*YOUR GOAL*. Please find all lines in the data that hold the string "HikariConnectionProvider" and copy them.
----------------------------------------
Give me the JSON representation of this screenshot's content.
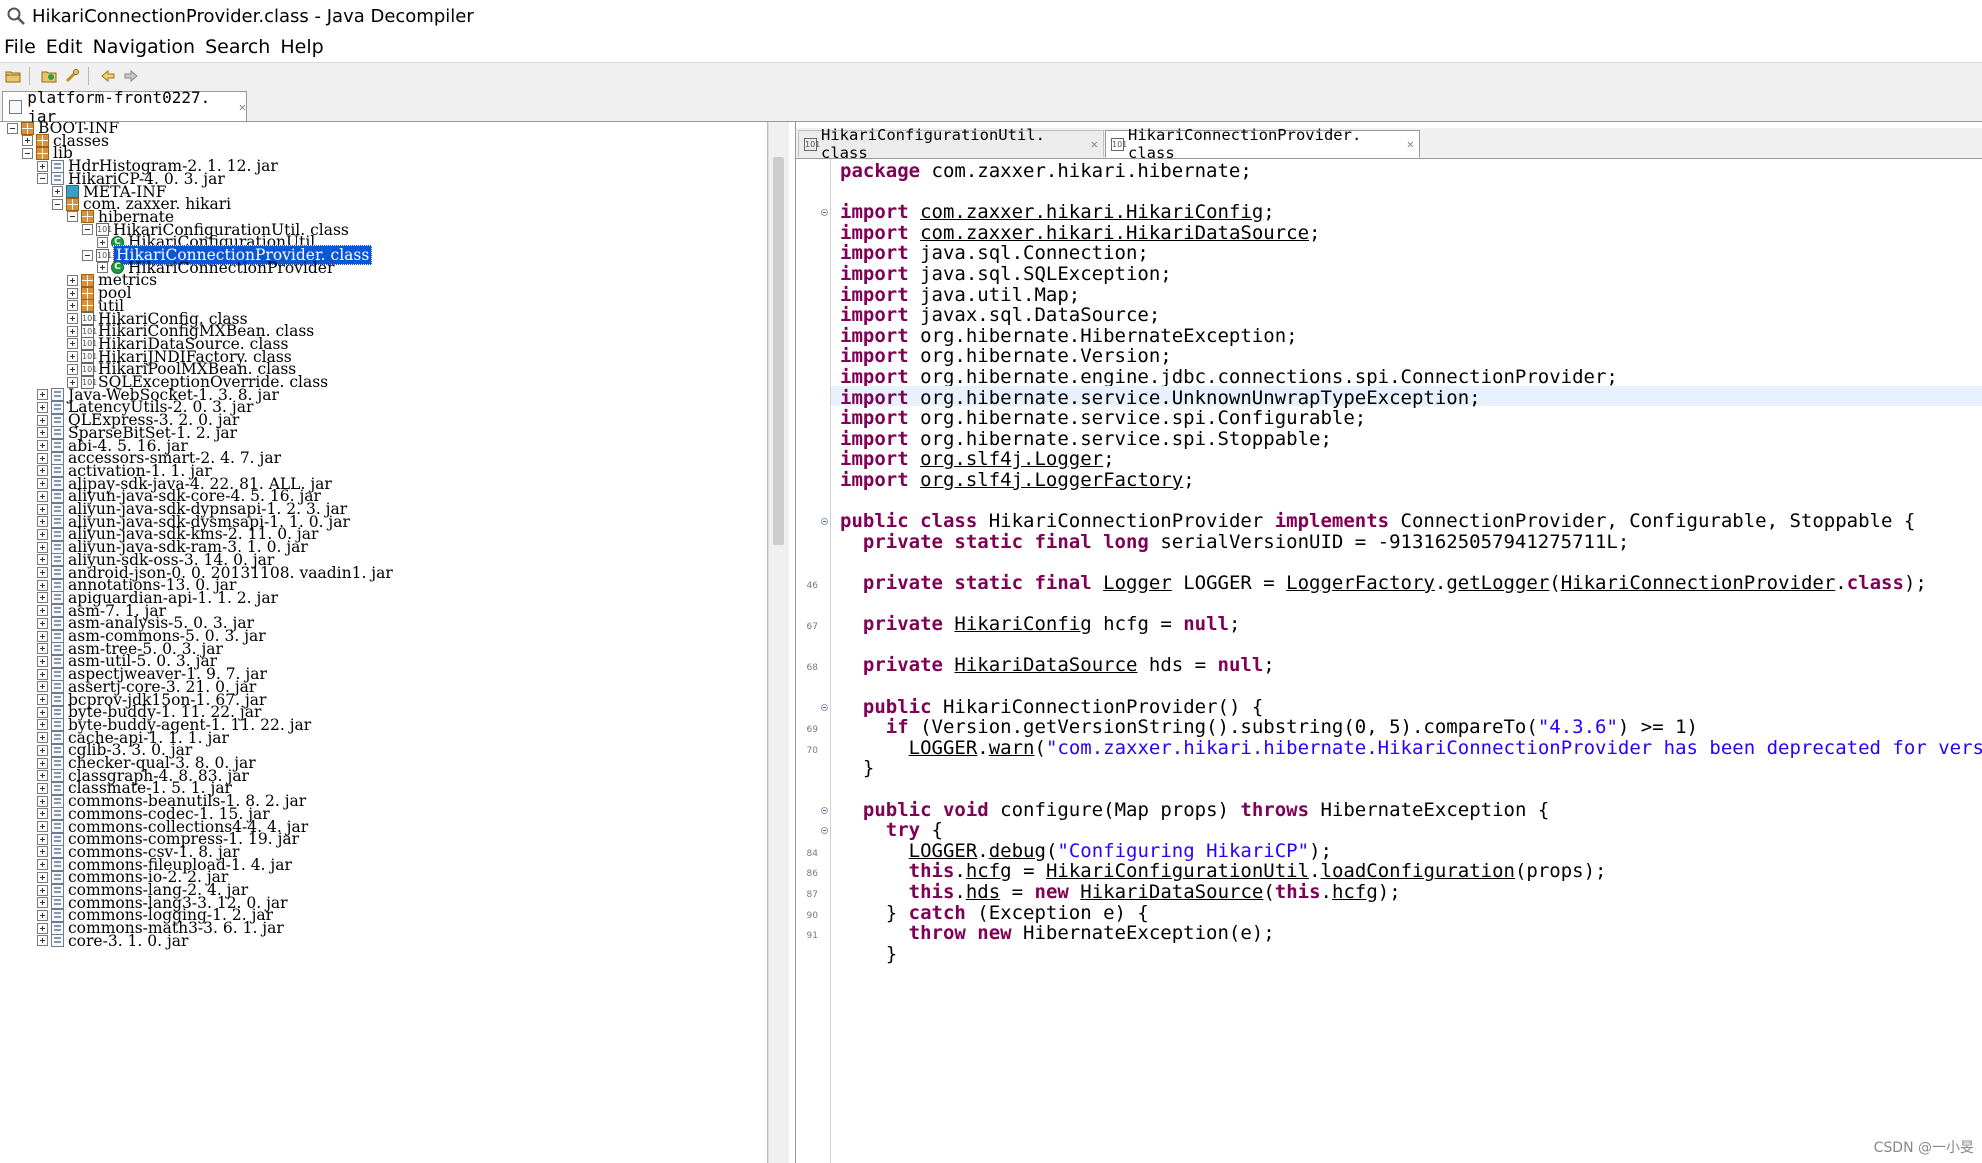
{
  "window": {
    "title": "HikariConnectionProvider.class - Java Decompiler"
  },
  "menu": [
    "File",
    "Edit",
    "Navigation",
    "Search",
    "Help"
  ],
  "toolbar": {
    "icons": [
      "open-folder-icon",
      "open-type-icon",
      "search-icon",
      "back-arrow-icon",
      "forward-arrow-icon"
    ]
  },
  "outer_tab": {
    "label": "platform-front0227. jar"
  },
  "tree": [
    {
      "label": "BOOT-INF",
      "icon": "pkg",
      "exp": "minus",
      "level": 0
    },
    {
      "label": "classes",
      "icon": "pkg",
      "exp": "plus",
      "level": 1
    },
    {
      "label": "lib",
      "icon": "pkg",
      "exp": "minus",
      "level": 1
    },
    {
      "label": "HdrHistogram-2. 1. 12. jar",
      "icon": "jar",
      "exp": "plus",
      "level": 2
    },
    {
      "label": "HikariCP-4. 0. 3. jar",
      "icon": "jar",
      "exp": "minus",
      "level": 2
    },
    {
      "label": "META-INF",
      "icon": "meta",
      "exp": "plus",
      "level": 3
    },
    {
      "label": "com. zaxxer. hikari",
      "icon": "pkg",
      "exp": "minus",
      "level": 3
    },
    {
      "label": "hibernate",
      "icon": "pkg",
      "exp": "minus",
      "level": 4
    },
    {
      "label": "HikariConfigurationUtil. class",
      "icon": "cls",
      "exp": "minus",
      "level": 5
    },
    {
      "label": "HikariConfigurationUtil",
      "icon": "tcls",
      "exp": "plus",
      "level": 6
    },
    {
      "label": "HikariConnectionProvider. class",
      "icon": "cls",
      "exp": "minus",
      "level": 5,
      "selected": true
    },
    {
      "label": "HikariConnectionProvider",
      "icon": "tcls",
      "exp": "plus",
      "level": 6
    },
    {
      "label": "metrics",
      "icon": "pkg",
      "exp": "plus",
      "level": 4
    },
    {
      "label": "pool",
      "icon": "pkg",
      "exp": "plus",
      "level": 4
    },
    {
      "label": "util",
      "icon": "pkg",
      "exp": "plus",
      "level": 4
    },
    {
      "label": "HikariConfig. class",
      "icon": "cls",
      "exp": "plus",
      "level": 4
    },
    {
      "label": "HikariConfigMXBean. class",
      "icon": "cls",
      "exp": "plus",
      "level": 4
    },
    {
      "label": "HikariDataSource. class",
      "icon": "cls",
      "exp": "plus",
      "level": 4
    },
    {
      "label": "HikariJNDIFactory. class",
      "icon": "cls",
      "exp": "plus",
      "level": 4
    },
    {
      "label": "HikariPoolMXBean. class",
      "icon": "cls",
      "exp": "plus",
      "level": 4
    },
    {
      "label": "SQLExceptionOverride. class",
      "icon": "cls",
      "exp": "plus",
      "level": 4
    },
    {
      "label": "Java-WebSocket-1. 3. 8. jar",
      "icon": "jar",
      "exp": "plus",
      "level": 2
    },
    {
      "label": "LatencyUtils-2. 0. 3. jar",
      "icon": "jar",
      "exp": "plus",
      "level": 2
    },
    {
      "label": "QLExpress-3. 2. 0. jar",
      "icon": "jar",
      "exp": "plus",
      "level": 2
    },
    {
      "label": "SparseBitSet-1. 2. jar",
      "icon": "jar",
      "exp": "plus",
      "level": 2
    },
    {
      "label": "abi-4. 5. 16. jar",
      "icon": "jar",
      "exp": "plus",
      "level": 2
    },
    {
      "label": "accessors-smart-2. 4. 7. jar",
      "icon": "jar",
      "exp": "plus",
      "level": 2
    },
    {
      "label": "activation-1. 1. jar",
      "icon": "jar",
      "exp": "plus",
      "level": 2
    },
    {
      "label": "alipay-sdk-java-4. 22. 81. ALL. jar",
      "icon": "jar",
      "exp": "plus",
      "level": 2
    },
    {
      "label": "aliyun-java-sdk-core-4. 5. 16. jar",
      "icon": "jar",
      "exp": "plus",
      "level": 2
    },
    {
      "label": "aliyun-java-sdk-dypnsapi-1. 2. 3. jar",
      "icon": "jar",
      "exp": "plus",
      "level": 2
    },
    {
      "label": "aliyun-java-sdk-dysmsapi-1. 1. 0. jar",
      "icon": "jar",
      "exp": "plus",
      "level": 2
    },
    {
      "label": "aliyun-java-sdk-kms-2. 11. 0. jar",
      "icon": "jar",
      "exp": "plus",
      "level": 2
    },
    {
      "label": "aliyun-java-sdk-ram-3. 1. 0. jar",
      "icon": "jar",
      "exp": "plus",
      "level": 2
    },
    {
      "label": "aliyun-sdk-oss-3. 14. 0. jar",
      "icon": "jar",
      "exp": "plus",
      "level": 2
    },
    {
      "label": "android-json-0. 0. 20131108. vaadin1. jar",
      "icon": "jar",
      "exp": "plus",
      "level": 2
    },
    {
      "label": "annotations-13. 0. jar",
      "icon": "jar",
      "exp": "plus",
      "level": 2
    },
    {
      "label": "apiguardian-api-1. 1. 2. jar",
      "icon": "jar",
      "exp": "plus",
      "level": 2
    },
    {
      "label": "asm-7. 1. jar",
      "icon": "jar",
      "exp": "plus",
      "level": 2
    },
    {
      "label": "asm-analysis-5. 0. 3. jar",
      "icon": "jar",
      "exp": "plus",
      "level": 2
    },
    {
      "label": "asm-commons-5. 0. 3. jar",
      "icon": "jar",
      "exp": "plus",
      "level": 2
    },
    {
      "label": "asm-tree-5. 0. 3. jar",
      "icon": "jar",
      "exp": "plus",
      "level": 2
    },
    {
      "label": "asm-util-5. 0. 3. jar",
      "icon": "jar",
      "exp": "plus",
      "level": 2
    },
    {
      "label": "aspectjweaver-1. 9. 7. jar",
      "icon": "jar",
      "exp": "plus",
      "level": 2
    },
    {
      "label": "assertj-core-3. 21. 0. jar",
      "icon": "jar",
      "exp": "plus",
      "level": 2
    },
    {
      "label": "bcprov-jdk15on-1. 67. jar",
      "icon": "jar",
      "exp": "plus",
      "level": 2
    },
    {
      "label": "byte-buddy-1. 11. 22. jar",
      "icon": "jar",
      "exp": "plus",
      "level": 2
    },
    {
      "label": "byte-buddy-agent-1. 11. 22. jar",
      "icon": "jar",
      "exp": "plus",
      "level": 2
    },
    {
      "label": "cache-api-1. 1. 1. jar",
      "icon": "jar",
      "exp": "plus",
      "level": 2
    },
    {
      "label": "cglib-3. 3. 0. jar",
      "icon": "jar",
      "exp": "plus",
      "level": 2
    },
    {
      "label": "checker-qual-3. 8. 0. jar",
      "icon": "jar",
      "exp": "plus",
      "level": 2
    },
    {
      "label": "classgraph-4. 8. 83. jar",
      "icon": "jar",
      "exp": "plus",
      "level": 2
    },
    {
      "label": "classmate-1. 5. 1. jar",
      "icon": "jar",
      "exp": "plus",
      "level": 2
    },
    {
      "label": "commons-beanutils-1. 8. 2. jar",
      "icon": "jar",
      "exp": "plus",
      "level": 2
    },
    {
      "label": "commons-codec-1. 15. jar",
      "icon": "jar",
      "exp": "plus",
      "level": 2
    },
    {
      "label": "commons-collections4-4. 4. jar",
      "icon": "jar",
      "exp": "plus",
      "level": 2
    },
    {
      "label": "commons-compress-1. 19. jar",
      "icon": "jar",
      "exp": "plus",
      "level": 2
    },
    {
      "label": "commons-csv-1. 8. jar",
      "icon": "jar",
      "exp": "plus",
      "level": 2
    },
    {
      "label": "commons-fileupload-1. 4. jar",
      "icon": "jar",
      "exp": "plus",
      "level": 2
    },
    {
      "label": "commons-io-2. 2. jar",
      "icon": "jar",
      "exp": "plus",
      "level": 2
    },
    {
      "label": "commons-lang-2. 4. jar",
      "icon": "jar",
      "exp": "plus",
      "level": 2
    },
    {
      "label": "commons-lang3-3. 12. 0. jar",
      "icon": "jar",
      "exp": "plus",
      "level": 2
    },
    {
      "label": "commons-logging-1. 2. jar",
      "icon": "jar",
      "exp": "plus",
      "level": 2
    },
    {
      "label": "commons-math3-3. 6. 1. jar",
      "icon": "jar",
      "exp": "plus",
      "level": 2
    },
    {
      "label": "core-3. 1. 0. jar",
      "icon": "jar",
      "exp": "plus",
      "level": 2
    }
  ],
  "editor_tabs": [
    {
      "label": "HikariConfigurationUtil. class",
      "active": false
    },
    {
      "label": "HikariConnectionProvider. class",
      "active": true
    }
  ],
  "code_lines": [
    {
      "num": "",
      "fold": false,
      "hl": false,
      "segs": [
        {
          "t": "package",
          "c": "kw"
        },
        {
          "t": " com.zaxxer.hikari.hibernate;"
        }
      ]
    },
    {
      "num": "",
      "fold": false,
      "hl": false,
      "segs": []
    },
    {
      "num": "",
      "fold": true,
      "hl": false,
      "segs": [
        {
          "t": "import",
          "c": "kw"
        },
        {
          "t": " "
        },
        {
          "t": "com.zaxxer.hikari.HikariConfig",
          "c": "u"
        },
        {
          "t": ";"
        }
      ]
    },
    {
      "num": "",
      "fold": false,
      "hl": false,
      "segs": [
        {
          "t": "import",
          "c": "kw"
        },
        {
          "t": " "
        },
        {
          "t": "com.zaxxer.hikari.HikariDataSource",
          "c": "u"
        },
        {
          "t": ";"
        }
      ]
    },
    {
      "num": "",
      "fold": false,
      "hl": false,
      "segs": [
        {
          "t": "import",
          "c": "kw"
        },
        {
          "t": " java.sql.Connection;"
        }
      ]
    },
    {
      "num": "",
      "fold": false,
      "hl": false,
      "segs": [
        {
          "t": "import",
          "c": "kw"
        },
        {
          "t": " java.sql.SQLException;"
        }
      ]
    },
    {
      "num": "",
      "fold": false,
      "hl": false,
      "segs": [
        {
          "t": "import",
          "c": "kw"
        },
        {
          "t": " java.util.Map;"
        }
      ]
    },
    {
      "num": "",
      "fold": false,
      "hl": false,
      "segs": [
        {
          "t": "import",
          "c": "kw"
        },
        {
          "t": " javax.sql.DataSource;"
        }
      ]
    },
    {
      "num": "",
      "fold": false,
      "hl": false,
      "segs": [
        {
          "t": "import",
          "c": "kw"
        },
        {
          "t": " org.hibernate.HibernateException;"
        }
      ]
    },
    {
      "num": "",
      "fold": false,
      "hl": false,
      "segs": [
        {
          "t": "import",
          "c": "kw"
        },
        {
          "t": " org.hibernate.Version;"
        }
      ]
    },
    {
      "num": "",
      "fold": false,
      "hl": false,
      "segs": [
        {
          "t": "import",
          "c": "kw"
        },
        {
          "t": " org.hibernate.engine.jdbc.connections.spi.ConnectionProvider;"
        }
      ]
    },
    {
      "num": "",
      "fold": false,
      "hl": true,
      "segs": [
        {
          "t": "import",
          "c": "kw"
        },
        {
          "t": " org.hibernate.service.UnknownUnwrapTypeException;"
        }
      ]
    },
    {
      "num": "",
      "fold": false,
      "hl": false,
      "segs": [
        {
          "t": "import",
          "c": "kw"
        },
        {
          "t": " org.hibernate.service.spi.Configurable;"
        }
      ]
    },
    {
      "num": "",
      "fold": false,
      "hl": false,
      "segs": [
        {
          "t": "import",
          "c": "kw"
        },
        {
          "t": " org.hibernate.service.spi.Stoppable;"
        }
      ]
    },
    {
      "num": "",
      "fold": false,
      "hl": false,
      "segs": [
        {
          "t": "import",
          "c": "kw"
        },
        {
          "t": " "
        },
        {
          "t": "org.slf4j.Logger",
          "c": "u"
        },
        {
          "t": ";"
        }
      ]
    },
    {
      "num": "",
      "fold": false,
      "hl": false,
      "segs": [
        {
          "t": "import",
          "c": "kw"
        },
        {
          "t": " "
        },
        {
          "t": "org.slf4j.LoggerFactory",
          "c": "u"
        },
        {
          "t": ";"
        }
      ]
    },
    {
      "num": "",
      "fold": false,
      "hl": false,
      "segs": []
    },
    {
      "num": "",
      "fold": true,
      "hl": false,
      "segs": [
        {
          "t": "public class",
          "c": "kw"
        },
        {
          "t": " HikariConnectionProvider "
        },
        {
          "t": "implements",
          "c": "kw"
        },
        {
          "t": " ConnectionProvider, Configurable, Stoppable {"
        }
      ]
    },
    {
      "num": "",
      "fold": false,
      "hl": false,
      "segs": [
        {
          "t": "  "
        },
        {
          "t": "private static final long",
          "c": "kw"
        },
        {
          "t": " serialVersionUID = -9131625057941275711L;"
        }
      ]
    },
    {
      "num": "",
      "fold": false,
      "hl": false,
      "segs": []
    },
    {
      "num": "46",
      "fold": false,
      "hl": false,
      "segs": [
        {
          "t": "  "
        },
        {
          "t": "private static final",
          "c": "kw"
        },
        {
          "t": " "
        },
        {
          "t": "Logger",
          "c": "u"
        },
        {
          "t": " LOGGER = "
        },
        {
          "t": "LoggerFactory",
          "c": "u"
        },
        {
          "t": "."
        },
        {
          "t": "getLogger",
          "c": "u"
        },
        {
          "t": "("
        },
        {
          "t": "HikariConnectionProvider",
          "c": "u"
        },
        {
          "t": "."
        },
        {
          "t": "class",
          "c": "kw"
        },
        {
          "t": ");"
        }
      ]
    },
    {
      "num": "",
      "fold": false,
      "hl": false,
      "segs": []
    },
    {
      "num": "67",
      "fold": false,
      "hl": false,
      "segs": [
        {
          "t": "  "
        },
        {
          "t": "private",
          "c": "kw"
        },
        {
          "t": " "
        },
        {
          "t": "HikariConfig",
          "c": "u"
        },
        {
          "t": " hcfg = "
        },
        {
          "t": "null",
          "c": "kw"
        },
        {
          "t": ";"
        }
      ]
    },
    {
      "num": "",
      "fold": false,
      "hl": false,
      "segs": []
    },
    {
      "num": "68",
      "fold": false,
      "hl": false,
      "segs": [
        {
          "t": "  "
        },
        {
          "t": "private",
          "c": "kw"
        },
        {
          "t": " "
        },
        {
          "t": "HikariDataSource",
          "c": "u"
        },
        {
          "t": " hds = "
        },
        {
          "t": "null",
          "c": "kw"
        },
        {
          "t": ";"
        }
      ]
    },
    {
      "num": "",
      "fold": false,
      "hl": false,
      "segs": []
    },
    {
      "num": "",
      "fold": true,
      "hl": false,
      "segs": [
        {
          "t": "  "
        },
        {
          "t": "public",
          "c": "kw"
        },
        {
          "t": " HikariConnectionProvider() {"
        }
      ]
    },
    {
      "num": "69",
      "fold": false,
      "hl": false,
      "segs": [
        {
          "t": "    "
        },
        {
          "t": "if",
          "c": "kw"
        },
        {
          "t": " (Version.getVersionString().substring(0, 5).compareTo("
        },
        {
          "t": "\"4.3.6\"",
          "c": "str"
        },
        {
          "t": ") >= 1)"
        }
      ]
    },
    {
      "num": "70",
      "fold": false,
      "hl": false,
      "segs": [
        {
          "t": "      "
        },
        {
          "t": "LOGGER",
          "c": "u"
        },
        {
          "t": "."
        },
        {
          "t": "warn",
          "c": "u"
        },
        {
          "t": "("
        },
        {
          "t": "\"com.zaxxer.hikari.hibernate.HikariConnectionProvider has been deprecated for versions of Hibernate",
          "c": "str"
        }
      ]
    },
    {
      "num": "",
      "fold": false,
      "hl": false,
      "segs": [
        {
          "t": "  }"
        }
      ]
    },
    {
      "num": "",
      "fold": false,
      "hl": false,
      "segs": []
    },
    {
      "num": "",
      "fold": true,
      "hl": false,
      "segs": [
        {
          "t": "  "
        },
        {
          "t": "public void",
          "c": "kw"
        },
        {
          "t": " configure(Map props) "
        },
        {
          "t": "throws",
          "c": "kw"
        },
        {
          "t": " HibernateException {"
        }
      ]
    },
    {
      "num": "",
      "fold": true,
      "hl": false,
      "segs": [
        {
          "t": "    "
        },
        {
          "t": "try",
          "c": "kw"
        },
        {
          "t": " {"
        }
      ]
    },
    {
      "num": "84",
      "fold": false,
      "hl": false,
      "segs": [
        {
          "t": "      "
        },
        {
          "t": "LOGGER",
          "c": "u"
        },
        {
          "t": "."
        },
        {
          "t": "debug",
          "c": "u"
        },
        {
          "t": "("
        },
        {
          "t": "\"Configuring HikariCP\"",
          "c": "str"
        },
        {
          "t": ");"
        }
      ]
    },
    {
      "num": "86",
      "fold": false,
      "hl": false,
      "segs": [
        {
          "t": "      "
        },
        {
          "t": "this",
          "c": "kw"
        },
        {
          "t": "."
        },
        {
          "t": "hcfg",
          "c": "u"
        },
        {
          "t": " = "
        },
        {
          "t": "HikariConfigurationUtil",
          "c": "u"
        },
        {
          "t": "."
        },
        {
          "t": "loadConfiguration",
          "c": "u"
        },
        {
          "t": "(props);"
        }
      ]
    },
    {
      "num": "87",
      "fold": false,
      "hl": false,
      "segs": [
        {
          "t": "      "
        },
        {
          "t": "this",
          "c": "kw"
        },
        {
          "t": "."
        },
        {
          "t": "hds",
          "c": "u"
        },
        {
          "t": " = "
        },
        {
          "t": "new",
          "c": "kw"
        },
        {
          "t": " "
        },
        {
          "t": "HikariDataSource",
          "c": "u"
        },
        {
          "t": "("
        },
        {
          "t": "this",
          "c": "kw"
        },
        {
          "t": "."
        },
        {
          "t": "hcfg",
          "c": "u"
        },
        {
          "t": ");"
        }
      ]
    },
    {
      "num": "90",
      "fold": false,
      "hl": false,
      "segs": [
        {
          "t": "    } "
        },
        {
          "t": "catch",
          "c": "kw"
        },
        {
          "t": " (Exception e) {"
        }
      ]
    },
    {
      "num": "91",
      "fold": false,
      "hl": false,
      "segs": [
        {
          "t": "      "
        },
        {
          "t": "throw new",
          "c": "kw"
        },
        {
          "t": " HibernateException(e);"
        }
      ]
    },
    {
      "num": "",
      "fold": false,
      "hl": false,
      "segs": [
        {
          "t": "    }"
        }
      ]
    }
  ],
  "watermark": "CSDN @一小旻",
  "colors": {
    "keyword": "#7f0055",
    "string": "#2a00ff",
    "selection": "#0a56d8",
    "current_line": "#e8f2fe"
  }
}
----------------------------------------
*THE RESULT*.
    "title": "HikariConnectionProvider.class - Java Decompiler"
      "label": "HikariConnectionProvider. class",
      "label": "HikariConnectionProvider",
      "label": "HikariConnectionProvider. class",
          "t": " HikariConnectionProvider "
          "t": "HikariConnectionProvider",
          "t": " HikariConnectionProvider() {"
          "t": "\"com.zaxxer.hikari.hibernate.HikariConnectionProvider has been deprecated for versions of Hibernate",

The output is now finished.